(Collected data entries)
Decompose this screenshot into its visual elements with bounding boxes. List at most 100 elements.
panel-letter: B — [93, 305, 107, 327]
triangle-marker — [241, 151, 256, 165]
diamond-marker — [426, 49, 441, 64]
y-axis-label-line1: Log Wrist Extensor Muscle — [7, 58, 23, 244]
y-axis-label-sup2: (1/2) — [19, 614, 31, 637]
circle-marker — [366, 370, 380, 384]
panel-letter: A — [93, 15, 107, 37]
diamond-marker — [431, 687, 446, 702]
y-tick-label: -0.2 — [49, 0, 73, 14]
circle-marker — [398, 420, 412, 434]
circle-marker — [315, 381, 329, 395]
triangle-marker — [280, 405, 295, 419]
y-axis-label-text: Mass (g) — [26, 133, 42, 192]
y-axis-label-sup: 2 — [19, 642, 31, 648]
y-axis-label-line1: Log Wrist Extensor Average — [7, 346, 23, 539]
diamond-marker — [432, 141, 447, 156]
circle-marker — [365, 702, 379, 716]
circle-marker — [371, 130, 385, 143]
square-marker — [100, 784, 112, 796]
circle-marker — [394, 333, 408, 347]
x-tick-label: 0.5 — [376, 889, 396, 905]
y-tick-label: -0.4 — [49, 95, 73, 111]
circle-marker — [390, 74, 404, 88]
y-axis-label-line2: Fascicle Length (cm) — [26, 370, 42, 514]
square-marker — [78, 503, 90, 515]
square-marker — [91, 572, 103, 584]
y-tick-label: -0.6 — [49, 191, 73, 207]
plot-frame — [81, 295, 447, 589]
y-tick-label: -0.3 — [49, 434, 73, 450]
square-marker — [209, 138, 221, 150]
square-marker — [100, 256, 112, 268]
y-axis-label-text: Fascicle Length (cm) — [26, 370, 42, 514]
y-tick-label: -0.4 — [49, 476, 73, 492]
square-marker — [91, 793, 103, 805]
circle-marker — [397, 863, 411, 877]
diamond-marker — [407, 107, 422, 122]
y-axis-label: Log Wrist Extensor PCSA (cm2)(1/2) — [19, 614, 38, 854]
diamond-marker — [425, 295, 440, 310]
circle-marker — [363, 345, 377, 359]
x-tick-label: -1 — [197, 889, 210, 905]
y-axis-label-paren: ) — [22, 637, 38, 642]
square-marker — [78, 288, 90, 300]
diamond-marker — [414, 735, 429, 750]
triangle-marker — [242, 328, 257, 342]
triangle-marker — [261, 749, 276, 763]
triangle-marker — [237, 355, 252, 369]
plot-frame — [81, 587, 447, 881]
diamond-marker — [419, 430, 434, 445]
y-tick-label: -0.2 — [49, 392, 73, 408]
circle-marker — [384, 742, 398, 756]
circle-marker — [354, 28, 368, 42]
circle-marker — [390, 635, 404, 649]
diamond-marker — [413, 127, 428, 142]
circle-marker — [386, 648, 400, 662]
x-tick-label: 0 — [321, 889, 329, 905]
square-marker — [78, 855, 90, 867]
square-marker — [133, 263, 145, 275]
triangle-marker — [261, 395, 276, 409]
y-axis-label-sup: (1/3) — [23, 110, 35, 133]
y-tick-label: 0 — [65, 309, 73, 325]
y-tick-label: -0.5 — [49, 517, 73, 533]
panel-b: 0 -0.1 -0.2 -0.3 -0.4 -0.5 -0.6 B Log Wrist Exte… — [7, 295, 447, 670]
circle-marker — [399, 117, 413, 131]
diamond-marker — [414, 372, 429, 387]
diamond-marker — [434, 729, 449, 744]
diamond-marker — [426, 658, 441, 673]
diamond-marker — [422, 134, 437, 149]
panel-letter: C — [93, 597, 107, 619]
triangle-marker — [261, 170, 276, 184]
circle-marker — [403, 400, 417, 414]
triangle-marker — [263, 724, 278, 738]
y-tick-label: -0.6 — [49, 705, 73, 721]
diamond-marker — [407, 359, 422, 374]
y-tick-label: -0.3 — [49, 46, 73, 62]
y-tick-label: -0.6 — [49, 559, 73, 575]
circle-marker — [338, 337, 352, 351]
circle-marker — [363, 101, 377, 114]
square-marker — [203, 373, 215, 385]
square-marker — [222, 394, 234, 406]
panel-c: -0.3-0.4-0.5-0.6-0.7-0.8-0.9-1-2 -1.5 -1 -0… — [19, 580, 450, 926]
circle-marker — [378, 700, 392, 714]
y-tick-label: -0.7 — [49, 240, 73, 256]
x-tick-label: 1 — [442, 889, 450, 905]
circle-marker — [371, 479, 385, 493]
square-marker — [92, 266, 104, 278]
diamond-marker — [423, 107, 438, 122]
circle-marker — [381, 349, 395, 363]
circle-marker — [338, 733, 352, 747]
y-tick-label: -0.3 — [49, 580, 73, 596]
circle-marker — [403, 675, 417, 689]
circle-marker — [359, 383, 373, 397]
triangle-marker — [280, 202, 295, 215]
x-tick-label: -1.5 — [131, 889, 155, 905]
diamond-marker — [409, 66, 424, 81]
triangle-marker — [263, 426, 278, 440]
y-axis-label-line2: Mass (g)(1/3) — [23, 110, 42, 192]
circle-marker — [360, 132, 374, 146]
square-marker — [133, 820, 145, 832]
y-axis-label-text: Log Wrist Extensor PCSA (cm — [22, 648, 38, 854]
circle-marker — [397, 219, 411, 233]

**DIRECTIVE:**
Quote the entries above from the start through the line containing "diamond-marker — [407, 107, 422, 122]", including that line.

**THE ANSWER:**
Decompose this screenshot into its visual elements with bounding boxes. List at most 100 elements.
panel-letter: B — [93, 305, 107, 327]
triangle-marker — [241, 151, 256, 165]
diamond-marker — [426, 49, 441, 64]
y-axis-label-line1: Log Wrist Extensor Muscle — [7, 58, 23, 244]
y-axis-label-sup2: (1/2) — [19, 614, 31, 637]
circle-marker — [366, 370, 380, 384]
panel-letter: A — [93, 15, 107, 37]
diamond-marker — [431, 687, 446, 702]
y-tick-label: -0.2 — [49, 0, 73, 14]
circle-marker — [398, 420, 412, 434]
circle-marker — [315, 381, 329, 395]
triangle-marker — [280, 405, 295, 419]
y-axis-label-text: Mass (g) — [26, 133, 42, 192]
y-axis-label-sup: 2 — [19, 642, 31, 648]
y-axis-label-line1: Log Wrist Extensor Average — [7, 346, 23, 539]
diamond-marker — [432, 141, 447, 156]
circle-marker — [365, 702, 379, 716]
circle-marker — [371, 130, 385, 143]
square-marker — [100, 784, 112, 796]
circle-marker — [394, 333, 408, 347]
x-tick-label: 0.5 — [376, 889, 396, 905]
y-tick-label: -0.4 — [49, 95, 73, 111]
circle-marker — [390, 74, 404, 88]
y-axis-label-line2: Fascicle Length (cm) — [26, 370, 42, 514]
square-marker — [78, 503, 90, 515]
square-marker — [91, 572, 103, 584]
y-tick-label: -0.6 — [49, 191, 73, 207]
plot-frame — [81, 295, 447, 589]
y-tick-label: -0.3 — [49, 434, 73, 450]
square-marker — [209, 138, 221, 150]
square-marker — [100, 256, 112, 268]
y-axis-label-text: Fascicle Length (cm) — [26, 370, 42, 514]
y-tick-label: -0.4 — [49, 476, 73, 492]
square-marker — [91, 793, 103, 805]
circle-marker — [397, 863, 411, 877]
diamond-marker — [407, 107, 422, 122]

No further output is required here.